Spatial annotation records:

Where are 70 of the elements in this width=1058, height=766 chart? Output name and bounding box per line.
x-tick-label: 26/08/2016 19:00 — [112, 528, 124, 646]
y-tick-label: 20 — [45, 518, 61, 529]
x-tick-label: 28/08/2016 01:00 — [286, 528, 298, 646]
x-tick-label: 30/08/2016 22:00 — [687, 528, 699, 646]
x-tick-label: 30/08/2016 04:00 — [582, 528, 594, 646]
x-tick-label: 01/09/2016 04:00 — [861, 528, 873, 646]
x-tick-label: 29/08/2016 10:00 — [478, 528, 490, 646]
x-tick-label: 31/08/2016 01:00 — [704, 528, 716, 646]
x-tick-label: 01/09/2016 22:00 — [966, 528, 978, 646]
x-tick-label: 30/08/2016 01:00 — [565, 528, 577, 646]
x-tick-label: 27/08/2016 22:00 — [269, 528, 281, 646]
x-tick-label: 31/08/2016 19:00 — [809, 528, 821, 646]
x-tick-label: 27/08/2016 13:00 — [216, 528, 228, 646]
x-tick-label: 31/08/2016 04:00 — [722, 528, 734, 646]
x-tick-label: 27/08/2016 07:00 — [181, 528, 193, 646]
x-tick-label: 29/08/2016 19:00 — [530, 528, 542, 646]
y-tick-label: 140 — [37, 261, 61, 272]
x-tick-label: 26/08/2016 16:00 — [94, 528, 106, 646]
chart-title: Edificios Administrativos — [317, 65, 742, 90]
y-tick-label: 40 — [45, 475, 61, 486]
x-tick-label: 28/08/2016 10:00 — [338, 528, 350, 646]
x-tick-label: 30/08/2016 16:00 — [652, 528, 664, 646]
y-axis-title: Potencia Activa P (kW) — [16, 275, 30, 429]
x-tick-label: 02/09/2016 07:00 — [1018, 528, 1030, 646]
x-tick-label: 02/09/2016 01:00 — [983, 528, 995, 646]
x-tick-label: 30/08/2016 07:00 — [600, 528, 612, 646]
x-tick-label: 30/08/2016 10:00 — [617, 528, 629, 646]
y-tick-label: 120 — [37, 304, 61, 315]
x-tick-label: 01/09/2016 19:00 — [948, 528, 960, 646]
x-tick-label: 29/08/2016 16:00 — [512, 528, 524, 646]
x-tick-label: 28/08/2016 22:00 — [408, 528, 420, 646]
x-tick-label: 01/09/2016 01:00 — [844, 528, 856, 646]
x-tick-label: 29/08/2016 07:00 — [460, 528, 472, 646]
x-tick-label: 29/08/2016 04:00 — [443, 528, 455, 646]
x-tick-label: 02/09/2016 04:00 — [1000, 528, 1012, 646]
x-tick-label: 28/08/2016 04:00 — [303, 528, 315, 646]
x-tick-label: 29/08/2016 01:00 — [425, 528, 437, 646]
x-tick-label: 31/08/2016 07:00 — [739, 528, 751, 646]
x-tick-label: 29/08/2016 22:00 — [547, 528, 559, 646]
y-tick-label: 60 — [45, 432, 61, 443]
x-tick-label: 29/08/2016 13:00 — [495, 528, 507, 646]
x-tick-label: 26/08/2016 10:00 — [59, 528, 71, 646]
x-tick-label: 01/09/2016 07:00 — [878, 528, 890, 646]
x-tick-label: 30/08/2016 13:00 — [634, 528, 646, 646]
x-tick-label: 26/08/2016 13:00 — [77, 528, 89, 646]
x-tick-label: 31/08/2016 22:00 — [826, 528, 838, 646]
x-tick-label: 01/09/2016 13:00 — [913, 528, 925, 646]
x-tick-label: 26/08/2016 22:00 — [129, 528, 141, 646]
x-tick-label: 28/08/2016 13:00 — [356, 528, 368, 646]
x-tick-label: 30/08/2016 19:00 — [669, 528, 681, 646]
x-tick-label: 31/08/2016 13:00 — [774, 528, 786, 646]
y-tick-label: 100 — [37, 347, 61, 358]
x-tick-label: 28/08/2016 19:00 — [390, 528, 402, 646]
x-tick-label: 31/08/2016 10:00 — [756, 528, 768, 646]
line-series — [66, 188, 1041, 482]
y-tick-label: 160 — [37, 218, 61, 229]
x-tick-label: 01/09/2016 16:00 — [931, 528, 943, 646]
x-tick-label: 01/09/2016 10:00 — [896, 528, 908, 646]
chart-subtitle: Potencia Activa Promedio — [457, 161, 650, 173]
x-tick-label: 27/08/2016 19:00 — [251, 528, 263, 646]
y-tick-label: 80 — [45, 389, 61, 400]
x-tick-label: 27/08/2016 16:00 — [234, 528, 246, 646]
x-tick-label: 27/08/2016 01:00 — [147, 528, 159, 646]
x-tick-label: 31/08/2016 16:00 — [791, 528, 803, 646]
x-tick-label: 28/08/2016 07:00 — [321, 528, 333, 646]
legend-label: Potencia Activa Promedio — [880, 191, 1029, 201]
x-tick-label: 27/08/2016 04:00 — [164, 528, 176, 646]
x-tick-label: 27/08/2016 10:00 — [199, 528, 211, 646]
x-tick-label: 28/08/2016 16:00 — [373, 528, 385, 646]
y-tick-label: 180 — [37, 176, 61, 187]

▸ **WHAT TO DO**
Extract every line of the material above that contains the word "Activa".

▸ **EXERCISE RESPONSE**
y-axis-title: Potencia Activa P (kW) — [16, 275, 30, 429]
chart-subtitle: Potencia Activa Promedio — [457, 161, 650, 173]
legend-label: Potencia Activa Promedio — [880, 191, 1029, 201]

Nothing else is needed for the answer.